■ Exercise: Identify every line in the records below that contains the word "screenshot", and copy each of those lines.

***** Information given *****

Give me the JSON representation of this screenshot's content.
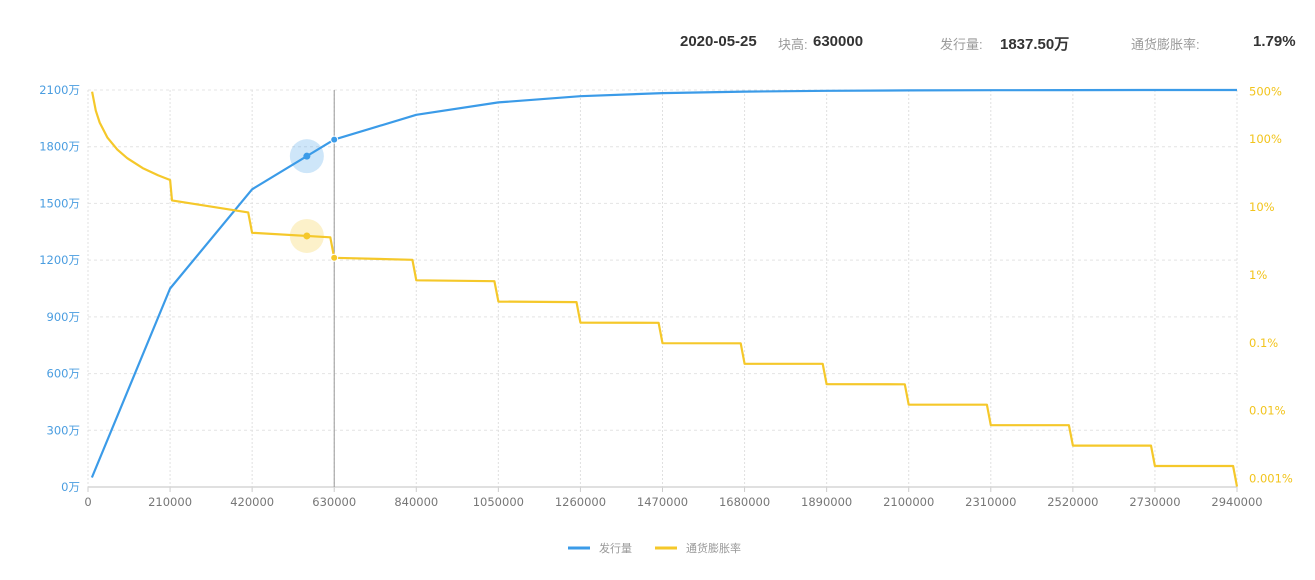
{
  "header": {
    "date": "2020-05-25",
    "height_label": "块高:",
    "height_value": "630000",
    "supply_label": "发行量:",
    "supply_value": "1837.50万",
    "inflation_label": "通货膨胀率:",
    "inflation_value": "1.79%"
  },
  "chart_data": {
    "type": "line",
    "colors": {
      "supply": "#3b9be8",
      "inflation": "#f5c82a",
      "left_axis": "#4a9de0",
      "right_axis": "#f2c41c"
    },
    "x_ticks": [
      "0",
      "210000",
      "420000",
      "630000",
      "840000",
      "1050000",
      "1260000",
      "1470000",
      "1680000",
      "1890000",
      "2100000",
      "2310000",
      "2520000",
      "2730000",
      "2940000"
    ],
    "xlim": [
      0,
      2940000
    ],
    "y_left": {
      "unit": "万",
      "ylim": [
        0,
        2100
      ],
      "ticks": [
        "0万",
        "300万",
        "600万",
        "900万",
        "1200万",
        "1500万",
        "1800万",
        "2100万"
      ]
    },
    "y_right": {
      "scale": "log",
      "ylim": [
        0.00075,
        530
      ],
      "ticks": [
        {
          "v": 0.001,
          "label": "0.001%"
        },
        {
          "v": 0.01,
          "label": "0.01%"
        },
        {
          "v": 0.1,
          "label": "0.1%"
        },
        {
          "v": 1,
          "label": "1%"
        },
        {
          "v": 10,
          "label": "10%"
        },
        {
          "v": 100,
          "label": "100%"
        },
        {
          "v": 500,
          "label": "500%"
        }
      ]
    },
    "grid": true,
    "legend_position": "bottom",
    "series": [
      {
        "name": "发行量",
        "axis": "left",
        "points": [
          [
            10000,
            50
          ],
          [
            210000,
            1050
          ],
          [
            420000,
            1575
          ],
          [
            630000,
            1837.5
          ],
          [
            840000,
            1968.75
          ],
          [
            1050000,
            2034.375
          ],
          [
            1260000,
            2067.1875
          ],
          [
            1470000,
            2083.59
          ],
          [
            1680000,
            2091.8
          ],
          [
            1890000,
            2095.9
          ],
          [
            2100000,
            2097.95
          ],
          [
            2310000,
            2098.97
          ],
          [
            2520000,
            2099.49
          ],
          [
            2730000,
            2099.74
          ],
          [
            2940000,
            2099.87
          ]
        ]
      },
      {
        "name": "通货膨胀率",
        "axis": "right",
        "points": [
          [
            10512,
            500
          ],
          [
            20000,
            262.8
          ],
          [
            30000,
            175.2
          ],
          [
            50000,
            105.1
          ],
          [
            75000,
            70.1
          ],
          [
            100000,
            52.6
          ],
          [
            140000,
            37.5
          ],
          [
            180000,
            29.2
          ],
          [
            210000,
            25.0
          ],
          [
            215000,
            12.51
          ],
          [
            410000,
            8.34
          ],
          [
            420000,
            4.17
          ],
          [
            620000,
            3.58
          ],
          [
            630000,
            1.788
          ],
          [
            830000,
            1.669
          ],
          [
            840000,
            0.834
          ],
          [
            1040000,
            0.807
          ],
          [
            1050000,
            0.4037
          ],
          [
            1250000,
            0.3973
          ],
          [
            1260000,
            0.1986
          ],
          [
            1460000,
            0.1971
          ],
          [
            1470000,
            0.09854
          ],
          [
            1670000,
            0.09815
          ],
          [
            1680000,
            0.04908
          ],
          [
            1880000,
            0.04898
          ],
          [
            1890000,
            0.02449
          ],
          [
            2090000,
            0.02447
          ],
          [
            2100000,
            0.012233
          ],
          [
            2300000,
            0.012227
          ],
          [
            2310000,
            0.006113
          ],
          [
            2510000,
            0.006112
          ],
          [
            2520000,
            0.003056
          ],
          [
            2720000,
            0.003056
          ],
          [
            2730000,
            0.001528
          ],
          [
            2930000,
            0.001528
          ],
          [
            2940000,
            0.00076
          ]
        ]
      }
    ],
    "cursor": {
      "x": 630000,
      "supply": 1837.5,
      "inflation": 1.788
    },
    "highlight": {
      "x": 560000,
      "supply": 1750,
      "inflation": 3.75
    }
  }
}
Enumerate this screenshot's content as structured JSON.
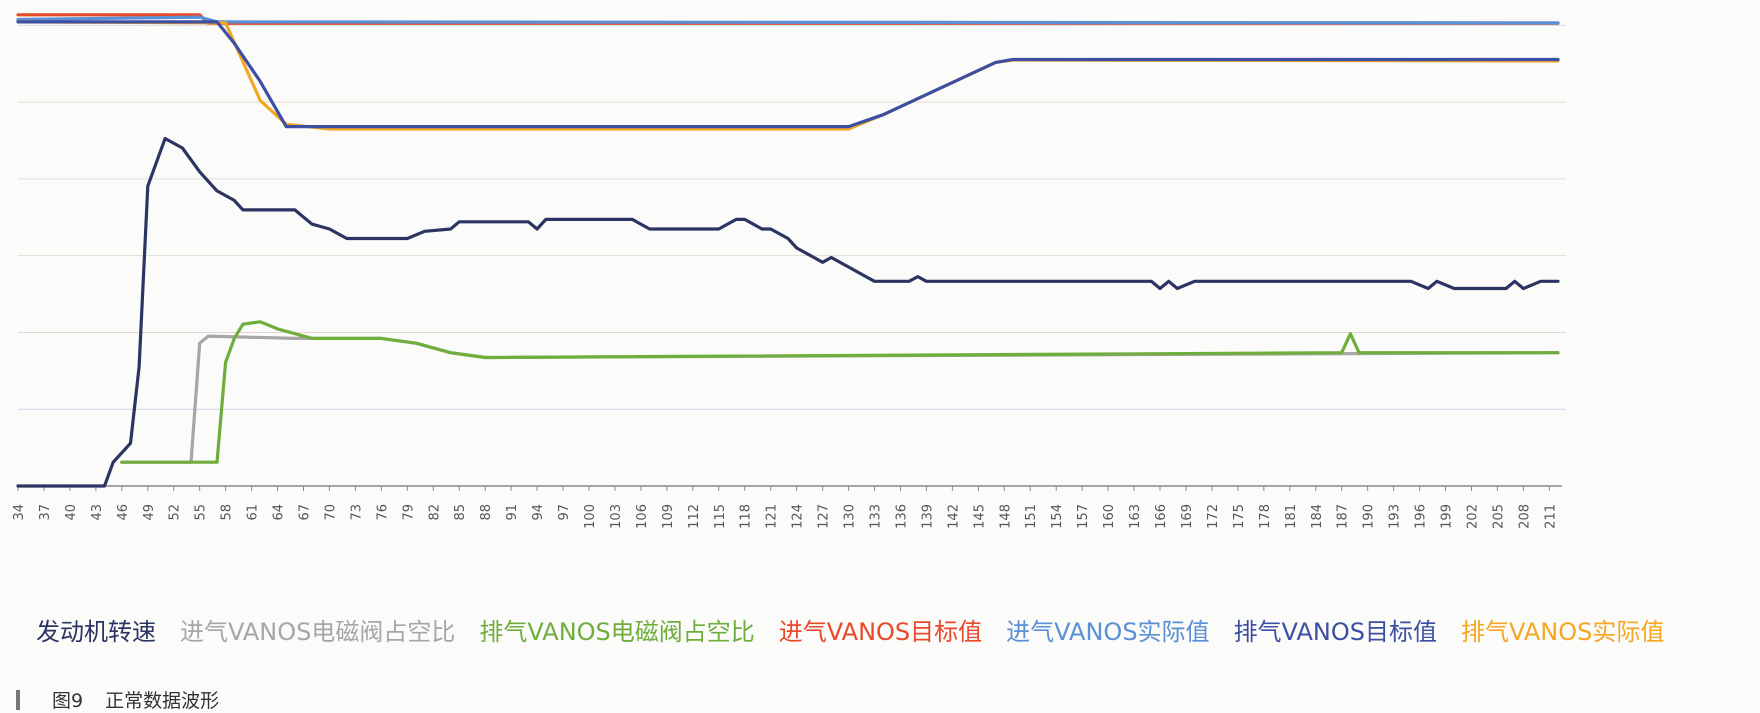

*****

■ Full output:
Give me the JSON representation of this screenshot's content.
Enumerate this screenshot's content as structured JSON.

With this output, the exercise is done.